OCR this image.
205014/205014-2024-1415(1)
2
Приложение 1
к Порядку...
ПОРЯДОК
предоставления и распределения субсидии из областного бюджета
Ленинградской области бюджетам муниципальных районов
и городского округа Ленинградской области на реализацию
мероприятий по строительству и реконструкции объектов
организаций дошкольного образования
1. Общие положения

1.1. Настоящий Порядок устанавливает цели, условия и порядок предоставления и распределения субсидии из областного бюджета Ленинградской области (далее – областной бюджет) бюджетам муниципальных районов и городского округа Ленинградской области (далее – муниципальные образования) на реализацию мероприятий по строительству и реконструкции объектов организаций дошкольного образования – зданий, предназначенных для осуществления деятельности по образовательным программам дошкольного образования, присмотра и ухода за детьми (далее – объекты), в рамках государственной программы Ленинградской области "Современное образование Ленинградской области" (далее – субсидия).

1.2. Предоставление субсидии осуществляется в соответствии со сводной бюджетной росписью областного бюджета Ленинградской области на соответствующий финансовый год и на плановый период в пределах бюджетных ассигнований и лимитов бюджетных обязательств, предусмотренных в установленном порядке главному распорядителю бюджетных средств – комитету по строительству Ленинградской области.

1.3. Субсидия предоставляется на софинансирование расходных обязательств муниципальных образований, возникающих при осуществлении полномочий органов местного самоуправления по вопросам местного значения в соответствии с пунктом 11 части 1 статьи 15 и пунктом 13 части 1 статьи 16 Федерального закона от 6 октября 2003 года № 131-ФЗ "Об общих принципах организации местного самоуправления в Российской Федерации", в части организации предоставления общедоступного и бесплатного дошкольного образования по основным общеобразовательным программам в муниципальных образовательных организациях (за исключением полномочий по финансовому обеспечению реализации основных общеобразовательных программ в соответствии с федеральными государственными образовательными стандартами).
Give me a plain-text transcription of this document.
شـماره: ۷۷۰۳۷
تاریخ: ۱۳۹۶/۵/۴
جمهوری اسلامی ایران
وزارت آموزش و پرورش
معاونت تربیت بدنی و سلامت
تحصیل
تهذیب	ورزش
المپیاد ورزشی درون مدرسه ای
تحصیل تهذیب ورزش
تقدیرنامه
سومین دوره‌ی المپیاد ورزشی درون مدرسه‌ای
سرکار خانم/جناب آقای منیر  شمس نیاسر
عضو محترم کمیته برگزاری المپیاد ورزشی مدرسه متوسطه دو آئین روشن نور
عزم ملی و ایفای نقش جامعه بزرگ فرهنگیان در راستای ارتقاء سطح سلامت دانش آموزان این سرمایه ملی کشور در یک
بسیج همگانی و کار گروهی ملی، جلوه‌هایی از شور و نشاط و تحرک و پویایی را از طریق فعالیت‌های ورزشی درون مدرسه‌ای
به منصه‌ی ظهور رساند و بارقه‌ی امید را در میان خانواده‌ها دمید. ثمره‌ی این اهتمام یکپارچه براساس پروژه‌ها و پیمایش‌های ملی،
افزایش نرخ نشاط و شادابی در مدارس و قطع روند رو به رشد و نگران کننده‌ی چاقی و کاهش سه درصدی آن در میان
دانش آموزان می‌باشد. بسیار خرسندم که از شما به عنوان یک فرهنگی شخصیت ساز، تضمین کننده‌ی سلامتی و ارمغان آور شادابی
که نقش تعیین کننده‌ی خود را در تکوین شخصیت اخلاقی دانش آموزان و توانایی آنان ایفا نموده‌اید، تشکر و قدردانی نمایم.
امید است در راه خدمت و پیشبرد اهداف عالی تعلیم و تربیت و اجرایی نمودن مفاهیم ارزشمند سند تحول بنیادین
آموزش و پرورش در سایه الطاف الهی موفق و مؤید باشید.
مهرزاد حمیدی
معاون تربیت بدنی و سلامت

- [To be done]: Look through the listing and extract every line with "распределения" in it.

- [Answer to the task]:
предоставления и распределения субсидии из областного бюджета
1.1. Настоящий Порядок устанавливает цели, условия и порядок предоставления и распределения субсидии из областного бюджета Ленинградской области (далее – областной бюджет) бюджетам муниципальных районов и городского округа Ленинградской области (далее – муниципальные образования) на реализацию мероприятий по строительству и реконструкции объектов организаций дошкольного образования – зданий, предназначенных для осуществления деятельности по образовательным программам дошкольного образования, присмотра и ухода за детьми (далее – объекты), в рамках государственной программы Ленинградской области "Современное образование Ленинградской области" (далее – субсидия).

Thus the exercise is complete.